-------- Material for this task --------
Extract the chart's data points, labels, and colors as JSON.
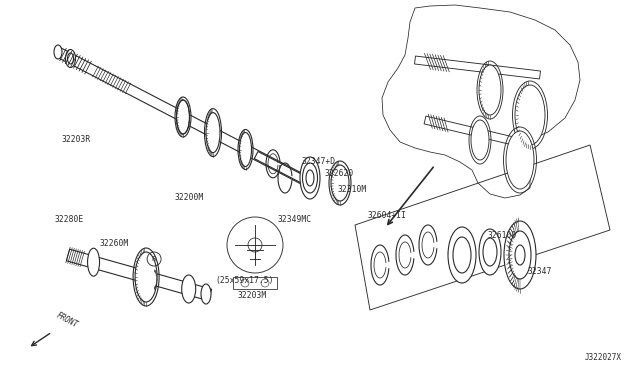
{
  "bg_color": "#ffffff",
  "line_color": "#2a2a2a",
  "diagram_id": "J322027X",
  "figsize": [
    6.4,
    3.72
  ],
  "dpi": 100,
  "xlim": [
    0,
    640
  ],
  "ylim": [
    0,
    372
  ]
}
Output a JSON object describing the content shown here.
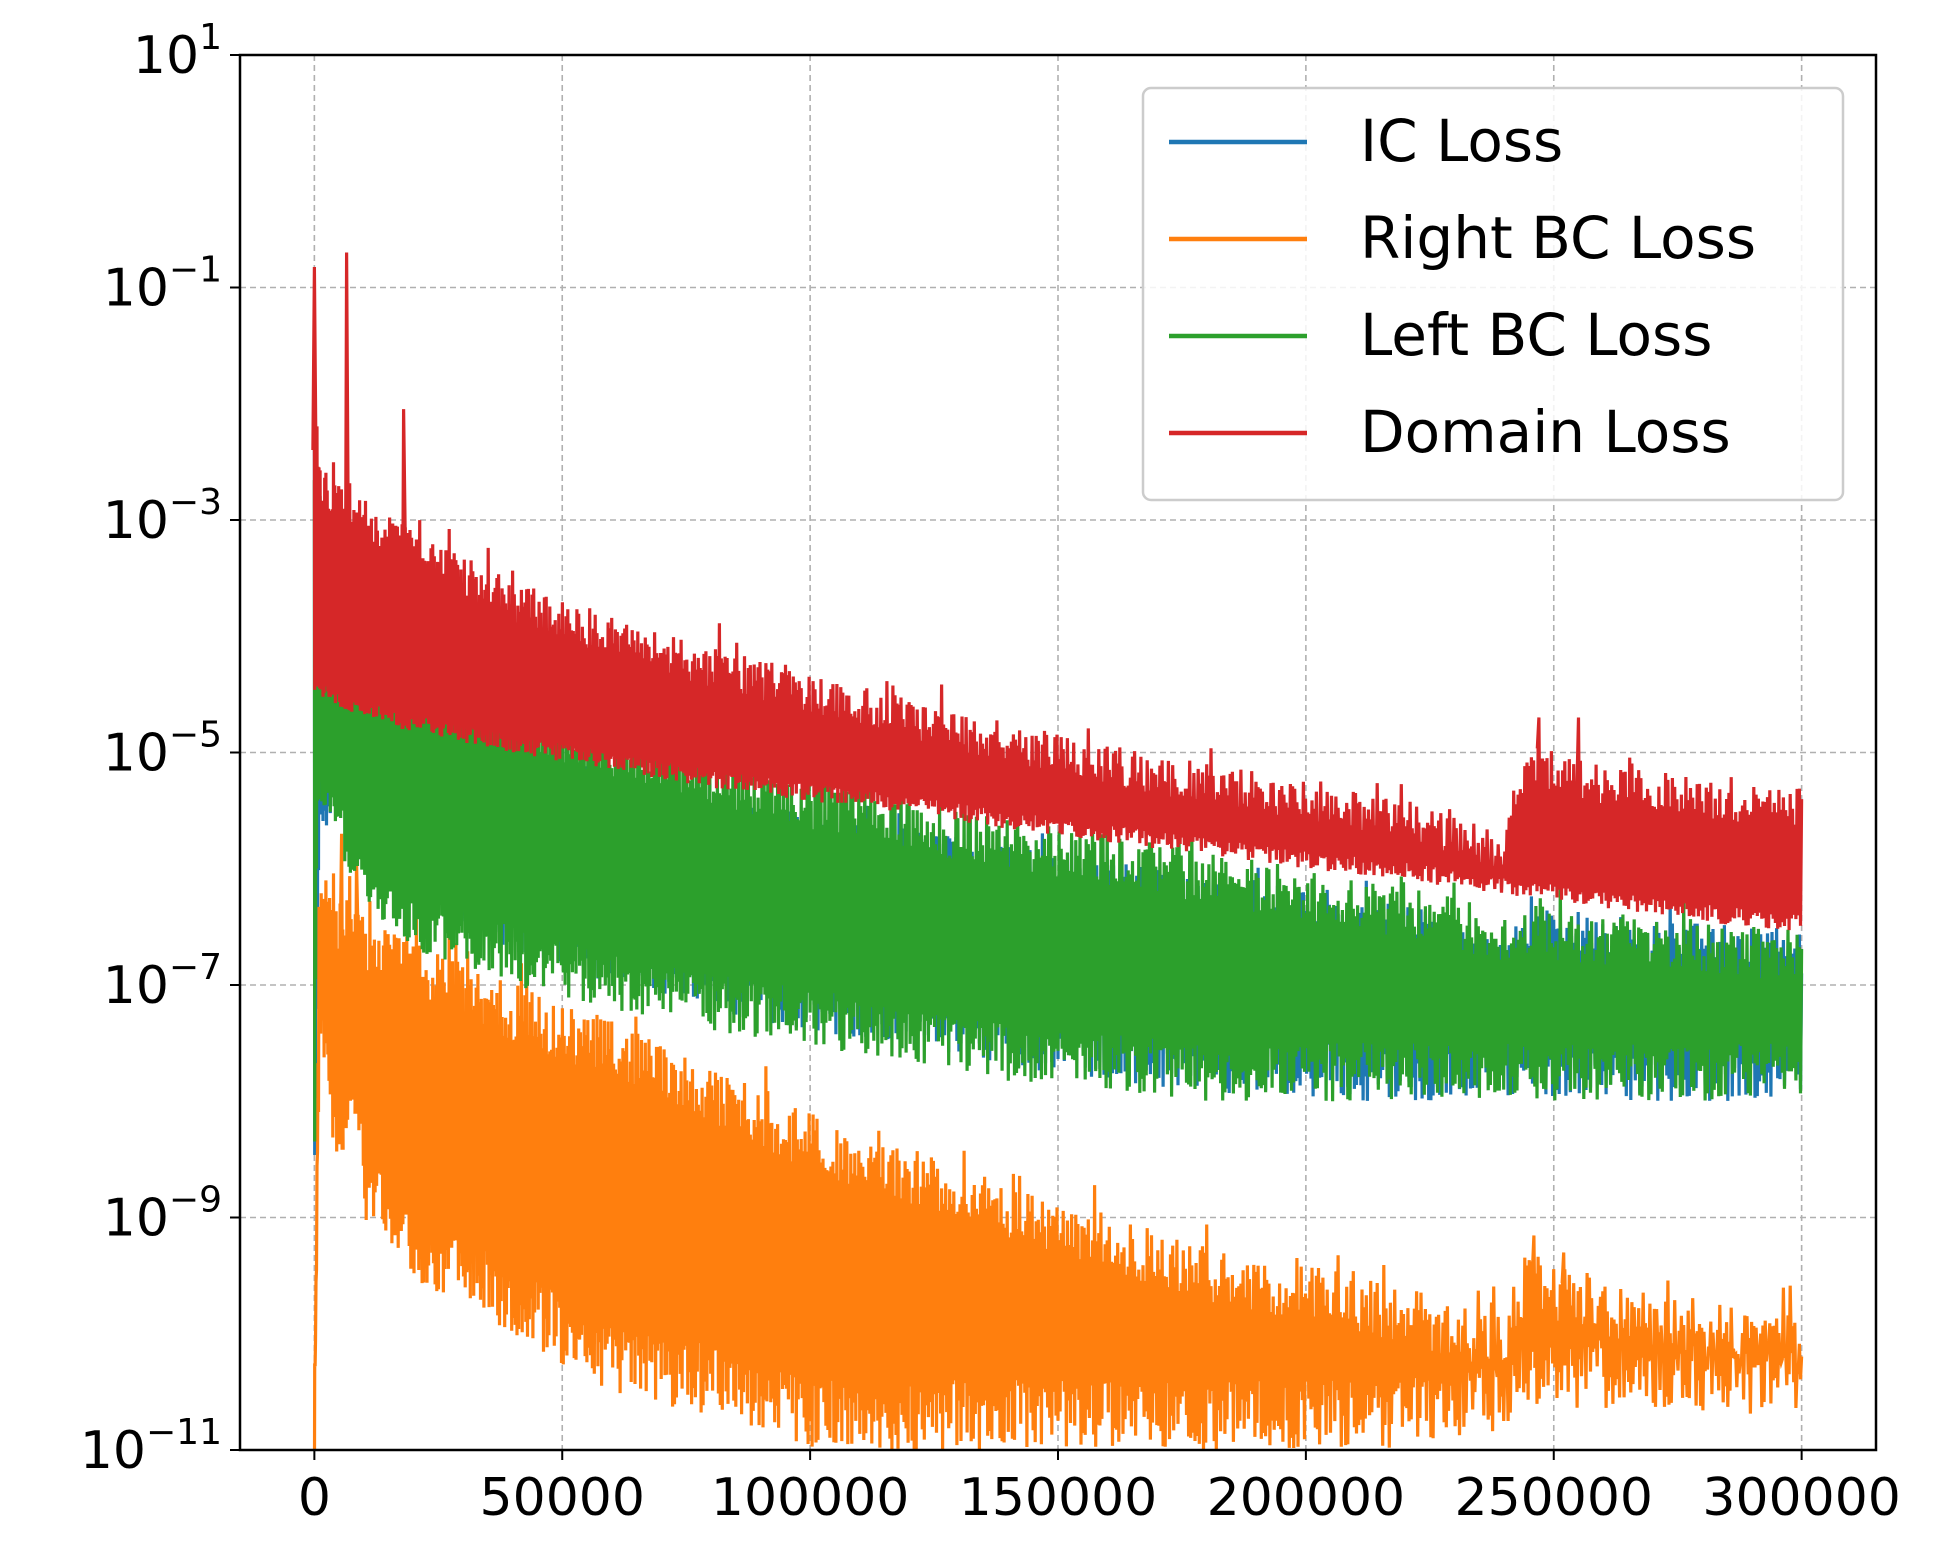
{
  "chart_data": {
    "type": "line",
    "title": "",
    "xlabel": "",
    "ylabel": "",
    "yscale": "log",
    "xlim": [
      -15000,
      315000
    ],
    "ylim": [
      1e-11,
      10
    ],
    "x_ticks": [
      {
        "value": 0,
        "label": "0"
      },
      {
        "value": 50000,
        "label": "50000"
      },
      {
        "value": 100000,
        "label": "100000"
      },
      {
        "value": 150000,
        "label": "150000"
      },
      {
        "value": 200000,
        "label": "200000"
      },
      {
        "value": 250000,
        "label": "250000"
      },
      {
        "value": 300000,
        "label": "300000"
      }
    ],
    "y_ticks": [
      {
        "exp": 1,
        "base": "10",
        "sup": "1"
      },
      {
        "exp": -1,
        "base": "10",
        "sup": "−1"
      },
      {
        "exp": -3,
        "base": "10",
        "sup": "−3"
      },
      {
        "exp": -5,
        "base": "10",
        "sup": "−5"
      },
      {
        "exp": -7,
        "base": "10",
        "sup": "−7"
      },
      {
        "exp": -9,
        "base": "10",
        "sup": "−9"
      },
      {
        "exp": -11,
        "base": "10",
        "sup": "−11"
      }
    ],
    "grid": true,
    "legend_position": "top-right",
    "series": [
      {
        "name": "IC Loss",
        "color": "#1f77b4",
        "x": [
          0,
          1000,
          5000,
          10000,
          20000,
          40000,
          60000,
          80000,
          100000,
          120000,
          140000,
          160000,
          180000,
          200000,
          220000,
          240000,
          245000,
          260000,
          280000,
          300000
        ],
        "upper": [
          0.005,
          0.001,
          0.0003,
          0.0001,
          3e-05,
          1e-05,
          6e-06,
          4e-06,
          3e-06,
          2.2e-06,
          1.6e-06,
          1.2e-06,
          9e-07,
          7e-07,
          5e-07,
          2.5e-07,
          5e-07,
          4e-07,
          3.5e-07,
          3e-07
        ],
        "lower": [
          1e-09,
          2e-06,
          3e-06,
          1e-06,
          5e-07,
          2e-07,
          1e-07,
          6e-08,
          4e-08,
          3e-08,
          2e-08,
          1.5e-08,
          1.2e-08,
          1e-08,
          1e-08,
          1e-08,
          1e-08,
          1e-08,
          1e-08,
          1e-08
        ],
        "upper_noise": 0.4,
        "lower_noise": 0.5,
        "spikes": []
      },
      {
        "name": "Right BC Loss",
        "color": "#ff7f0e",
        "x": [
          0,
          1000,
          5000,
          8000,
          10000,
          20000,
          40000,
          60000,
          80000,
          100000,
          120000,
          140000,
          160000,
          180000,
          200000,
          220000,
          240000,
          245000,
          260000,
          280000,
          300000
        ],
        "upper": [
          1e-11,
          1e-06,
          5e-07,
          8e-07,
          4e-07,
          2.5e-07,
          1e-07,
          5e-08,
          2e-08,
          8e-09,
          4e-09,
          2e-09,
          1e-09,
          6e-10,
          4e-10,
          2.5e-10,
          1.5e-10,
          5e-10,
          3e-10,
          2e-10,
          1.5e-10
        ],
        "lower": [
          1e-11,
          3e-08,
          2e-09,
          1e-08,
          1e-09,
          3e-10,
          1e-10,
          3e-11,
          2e-11,
          1e-11,
          1e-11,
          1e-11,
          1e-11,
          1e-11,
          1e-11,
          1e-11,
          1.5e-11,
          2.5e-11,
          2.2e-11,
          2e-11,
          2e-11
        ],
        "upper_noise": 0.5,
        "lower_noise": 0.6,
        "spikes": [
          {
            "x": 5500,
            "y": 2e-06
          },
          {
            "x": 8500,
            "y": 1.2e-06
          },
          {
            "x": 246000,
            "y": 7e-10
          },
          {
            "x": 252000,
            "y": 5e-10
          }
        ]
      },
      {
        "name": "Left BC Loss",
        "color": "#2ca02c",
        "x": [
          0,
          500,
          4000,
          6500,
          10000,
          20000,
          40000,
          60000,
          80000,
          100000,
          120000,
          140000,
          160000,
          180000,
          200000,
          220000,
          240000,
          245000,
          260000,
          280000,
          300000
        ],
        "upper": [
          0.006,
          0.003,
          0.0002,
          0.0012,
          0.00035,
          9e-05,
          3e-05,
          1.6e-05,
          1e-05,
          6e-06,
          4e-06,
          2.8e-06,
          2e-06,
          1.4e-06,
          1e-06,
          7e-07,
          4.5e-07,
          5e-07,
          4e-07,
          3.5e-07,
          3e-07
        ],
        "lower": [
          1e-09,
          3e-06,
          2e-06,
          1e-06,
          5e-07,
          2e-07,
          1e-07,
          6e-08,
          4e-08,
          3e-08,
          2e-08,
          1.5e-08,
          1.2e-08,
          1e-08,
          1e-08,
          1e-08,
          1e-08,
          1e-08,
          1e-08,
          1e-08,
          1e-08
        ],
        "upper_noise": 0.45,
        "lower_noise": 0.5,
        "spikes": []
      },
      {
        "name": "Domain Loss",
        "color": "#d62728",
        "x": [
          0,
          1000,
          5000,
          10000,
          20000,
          40000,
          60000,
          80000,
          100000,
          120000,
          140000,
          160000,
          180000,
          200000,
          220000,
          240000,
          245000,
          260000,
          280000,
          300000
        ],
        "upper": [
          0.008,
          0.003,
          0.002,
          0.0015,
          0.0008,
          0.0003,
          0.00015,
          8e-05,
          5e-05,
          3e-05,
          1.8e-05,
          1.2e-05,
          8e-06,
          6e-06,
          4e-06,
          2e-06,
          1.2e-05,
          8e-06,
          6e-06,
          5e-06
        ],
        "lower": [
          3e-05,
          3e-05,
          2.5e-05,
          2e-05,
          1.5e-05,
          1e-05,
          7e-06,
          5e-06,
          3.8e-06,
          3e-06,
          2.2e-06,
          1.7e-06,
          1.3e-06,
          1e-06,
          8e-07,
          6e-07,
          5.5e-07,
          4.5e-07,
          3.5e-07,
          2.8e-07
        ],
        "upper_noise": 0.35,
        "lower_noise": 0.15,
        "spikes": [
          {
            "x": 0,
            "y": 0.15
          },
          {
            "x": 6500,
            "y": 0.2
          },
          {
            "x": 18000,
            "y": 0.009
          },
          {
            "x": 247000,
            "y": 2e-05
          },
          {
            "x": 255000,
            "y": 2e-05
          }
        ]
      }
    ]
  }
}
--------
Do not include the images; transcribe the rest of the listing exactly.

• _Full response_
Extract the chart's data points, labels, and colors as JSON.
{
  "bg_color": "#ffffff",
  "line_color": "#2a2a2a",
  "diagram_id": "J322027X",
  "figsize": [
    6.4,
    3.72
  ],
  "dpi": 100,
  "xlim": [
    0,
    640
  ],
  "ylim": [
    0,
    372
  ]
}
Output a JSON object describing the content shown here.
{
  "chart_data": {
    "type": "line",
    "title": "",
    "xlabel": "",
    "ylabel": "",
    "yscale": "log",
    "xlim": [
      -15000,
      315000
    ],
    "ylim": [
      1e-11,
      10
    ],
    "x_ticks": [
      {
        "value": 0,
        "label": "0"
      },
      {
        "value": 50000,
        "label": "50000"
      },
      {
        "value": 100000,
        "label": "100000"
      },
      {
        "value": 150000,
        "label": "150000"
      },
      {
        "value": 200000,
        "label": "200000"
      },
      {
        "value": 250000,
        "label": "250000"
      },
      {
        "value": 300000,
        "label": "300000"
      }
    ],
    "y_ticks": [
      {
        "exp": 1,
        "base": "10",
        "sup": "1"
      },
      {
        "exp": -1,
        "base": "10",
        "sup": "−1"
      },
      {
        "exp": -3,
        "base": "10",
        "sup": "−3"
      },
      {
        "exp": -5,
        "base": "10",
        "sup": "−5"
      },
      {
        "exp": -7,
        "base": "10",
        "sup": "−7"
      },
      {
        "exp": -9,
        "base": "10",
        "sup": "−9"
      },
      {
        "exp": -11,
        "base": "10",
        "sup": "−11"
      }
    ],
    "grid": true,
    "legend_position": "top-right",
    "series": [
      {
        "name": "IC Loss",
        "color": "#1f77b4",
        "x": [
          0,
          1000,
          5000,
          10000,
          20000,
          40000,
          60000,
          80000,
          100000,
          120000,
          140000,
          160000,
          180000,
          200000,
          220000,
          240000,
          245000,
          260000,
          280000,
          300000
        ],
        "upper": [
          0.005,
          0.001,
          0.0003,
          0.0001,
          3e-05,
          1e-05,
          6e-06,
          4e-06,
          3e-06,
          2.2e-06,
          1.6e-06,
          1.2e-06,
          9e-07,
          7e-07,
          5e-07,
          2.5e-07,
          5e-07,
          4e-07,
          3.5e-07,
          3e-07
        ],
        "lower": [
          1e-09,
          2e-06,
          3e-06,
          1e-06,
          5e-07,
          2e-07,
          1e-07,
          6e-08,
          4e-08,
          3e-08,
          2e-08,
          1.5e-08,
          1.2e-08,
          1e-08,
          1e-08,
          1e-08,
          1e-08,
          1e-08,
          1e-08,
          1e-08
        ],
        "upper_noise": 0.4,
        "lower_noise": 0.5,
        "spikes": []
      },
      {
        "name": "Right BC Loss",
        "color": "#ff7f0e",
        "x": [
          0,
          1000,
          5000,
          8000,
          10000,
          20000,
          40000,
          60000,
          80000,
          100000,
          120000,
          140000,
          160000,
          180000,
          200000,
          220000,
          240000,
          245000,
          260000,
          280000,
          300000
        ],
        "upper": [
          1e-11,
          1e-06,
          5e-07,
          8e-07,
          4e-07,
          2.5e-07,
          1e-07,
          5e-08,
          2e-08,
          8e-09,
          4e-09,
          2e-09,
          1e-09,
          6e-10,
          4e-10,
          2.5e-10,
          1.5e-10,
          5e-10,
          3e-10,
          2e-10,
          1.5e-10
        ],
        "lower": [
          1e-11,
          3e-08,
          2e-09,
          1e-08,
          1e-09,
          3e-10,
          1e-10,
          3e-11,
          2e-11,
          1e-11,
          1e-11,
          1e-11,
          1e-11,
          1e-11,
          1e-11,
          1e-11,
          1.5e-11,
          2.5e-11,
          2.2e-11,
          2e-11,
          2e-11
        ],
        "upper_noise": 0.5,
        "lower_noise": 0.6,
        "spikes": [
          {
            "x": 5500,
            "y": 2e-06
          },
          {
            "x": 8500,
            "y": 1.2e-06
          },
          {
            "x": 246000,
            "y": 7e-10
          },
          {
            "x": 252000,
            "y": 5e-10
          }
        ]
      },
      {
        "name": "Left BC Loss",
        "color": "#2ca02c",
        "x": [
          0,
          500,
          4000,
          6500,
          10000,
          20000,
          40000,
          60000,
          80000,
          100000,
          120000,
          140000,
          160000,
          180000,
          200000,
          220000,
          240000,
          245000,
          260000,
          280000,
          300000
        ],
        "upper": [
          0.006,
          0.003,
          0.0002,
          0.0012,
          0.00035,
          9e-05,
          3e-05,
          1.6e-05,
          1e-05,
          6e-06,
          4e-06,
          2.8e-06,
          2e-06,
          1.4e-06,
          1e-06,
          7e-07,
          4.5e-07,
          5e-07,
          4e-07,
          3.5e-07,
          3e-07
        ],
        "lower": [
          1e-09,
          3e-06,
          2e-06,
          1e-06,
          5e-07,
          2e-07,
          1e-07,
          6e-08,
          4e-08,
          3e-08,
          2e-08,
          1.5e-08,
          1.2e-08,
          1e-08,
          1e-08,
          1e-08,
          1e-08,
          1e-08,
          1e-08,
          1e-08,
          1e-08
        ],
        "upper_noise": 0.45,
        "lower_noise": 0.5,
        "spikes": []
      },
      {
        "name": "Domain Loss",
        "color": "#d62728",
        "x": [
          0,
          1000,
          5000,
          10000,
          20000,
          40000,
          60000,
          80000,
          100000,
          120000,
          140000,
          160000,
          180000,
          200000,
          220000,
          240000,
          245000,
          260000,
          280000,
          300000
        ],
        "upper": [
          0.008,
          0.003,
          0.002,
          0.0015,
          0.0008,
          0.0003,
          0.00015,
          8e-05,
          5e-05,
          3e-05,
          1.8e-05,
          1.2e-05,
          8e-06,
          6e-06,
          4e-06,
          2e-06,
          1.2e-05,
          8e-06,
          6e-06,
          5e-06
        ],
        "lower": [
          3e-05,
          3e-05,
          2.5e-05,
          2e-05,
          1.5e-05,
          1e-05,
          7e-06,
          5e-06,
          3.8e-06,
          3e-06,
          2.2e-06,
          1.7e-06,
          1.3e-06,
          1e-06,
          8e-07,
          6e-07,
          5.5e-07,
          4.5e-07,
          3.5e-07,
          2.8e-07
        ],
        "upper_noise": 0.35,
        "lower_noise": 0.15,
        "spikes": [
          {
            "x": 0,
            "y": 0.15
          },
          {
            "x": 6500,
            "y": 0.2
          },
          {
            "x": 18000,
            "y": 0.009
          },
          {
            "x": 247000,
            "y": 2e-05
          },
          {
            "x": 255000,
            "y": 2e-05
          }
        ]
      }
    ]
  }
}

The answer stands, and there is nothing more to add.